- Directive:
Where a line contains the string "ffffff", copy that line.

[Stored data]
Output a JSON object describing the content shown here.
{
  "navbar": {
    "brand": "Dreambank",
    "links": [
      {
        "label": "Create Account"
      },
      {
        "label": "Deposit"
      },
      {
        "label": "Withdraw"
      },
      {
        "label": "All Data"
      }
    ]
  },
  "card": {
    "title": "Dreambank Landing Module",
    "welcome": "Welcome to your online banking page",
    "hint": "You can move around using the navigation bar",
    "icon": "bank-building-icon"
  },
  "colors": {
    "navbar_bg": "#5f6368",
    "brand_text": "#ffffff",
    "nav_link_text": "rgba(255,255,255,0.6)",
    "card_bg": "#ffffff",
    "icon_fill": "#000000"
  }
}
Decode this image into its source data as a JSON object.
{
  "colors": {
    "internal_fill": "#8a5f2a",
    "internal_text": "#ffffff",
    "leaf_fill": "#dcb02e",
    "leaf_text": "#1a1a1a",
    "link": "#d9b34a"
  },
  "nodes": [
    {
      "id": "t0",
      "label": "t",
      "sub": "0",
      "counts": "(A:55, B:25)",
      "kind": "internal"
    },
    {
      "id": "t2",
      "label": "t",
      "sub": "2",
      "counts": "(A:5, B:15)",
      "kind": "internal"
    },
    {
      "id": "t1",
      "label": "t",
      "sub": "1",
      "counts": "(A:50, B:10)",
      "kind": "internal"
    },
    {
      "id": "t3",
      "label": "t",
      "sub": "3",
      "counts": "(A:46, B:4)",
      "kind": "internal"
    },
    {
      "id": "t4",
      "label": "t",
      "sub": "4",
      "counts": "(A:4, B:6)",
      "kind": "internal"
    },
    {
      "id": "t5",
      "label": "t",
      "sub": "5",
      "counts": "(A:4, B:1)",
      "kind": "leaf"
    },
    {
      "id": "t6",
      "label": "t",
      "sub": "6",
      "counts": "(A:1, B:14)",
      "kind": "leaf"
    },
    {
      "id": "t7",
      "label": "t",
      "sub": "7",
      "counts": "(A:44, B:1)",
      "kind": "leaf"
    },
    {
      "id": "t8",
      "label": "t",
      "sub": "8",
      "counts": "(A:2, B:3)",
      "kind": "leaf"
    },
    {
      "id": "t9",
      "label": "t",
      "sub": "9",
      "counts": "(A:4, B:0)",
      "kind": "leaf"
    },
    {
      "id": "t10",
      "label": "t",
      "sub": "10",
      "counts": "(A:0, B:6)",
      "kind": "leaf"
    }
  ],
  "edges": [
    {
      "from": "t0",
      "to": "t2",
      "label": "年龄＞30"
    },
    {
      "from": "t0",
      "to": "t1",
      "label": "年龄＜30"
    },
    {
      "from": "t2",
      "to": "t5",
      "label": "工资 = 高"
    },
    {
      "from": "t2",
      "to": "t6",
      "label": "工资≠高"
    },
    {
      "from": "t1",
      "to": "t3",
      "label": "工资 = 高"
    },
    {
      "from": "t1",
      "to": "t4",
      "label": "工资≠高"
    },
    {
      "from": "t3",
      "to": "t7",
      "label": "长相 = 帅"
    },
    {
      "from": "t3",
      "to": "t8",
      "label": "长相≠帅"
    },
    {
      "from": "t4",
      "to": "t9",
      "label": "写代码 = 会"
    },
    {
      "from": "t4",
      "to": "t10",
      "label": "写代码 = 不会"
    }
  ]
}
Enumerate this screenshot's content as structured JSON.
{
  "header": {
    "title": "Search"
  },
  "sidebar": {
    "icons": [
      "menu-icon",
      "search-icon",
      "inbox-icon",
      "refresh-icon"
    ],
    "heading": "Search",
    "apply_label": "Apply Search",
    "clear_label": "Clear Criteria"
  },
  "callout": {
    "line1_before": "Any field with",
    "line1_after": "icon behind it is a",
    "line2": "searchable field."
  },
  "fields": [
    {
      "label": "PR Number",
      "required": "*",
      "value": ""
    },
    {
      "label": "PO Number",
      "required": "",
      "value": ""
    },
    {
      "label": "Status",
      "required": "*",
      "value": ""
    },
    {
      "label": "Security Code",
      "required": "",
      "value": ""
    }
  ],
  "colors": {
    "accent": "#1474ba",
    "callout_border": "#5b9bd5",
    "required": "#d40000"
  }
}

- Solution for this task:
    "brand_text": "#ffffff",
    "card_bg": "#ffffff",
    "internal_text": "#ffffff",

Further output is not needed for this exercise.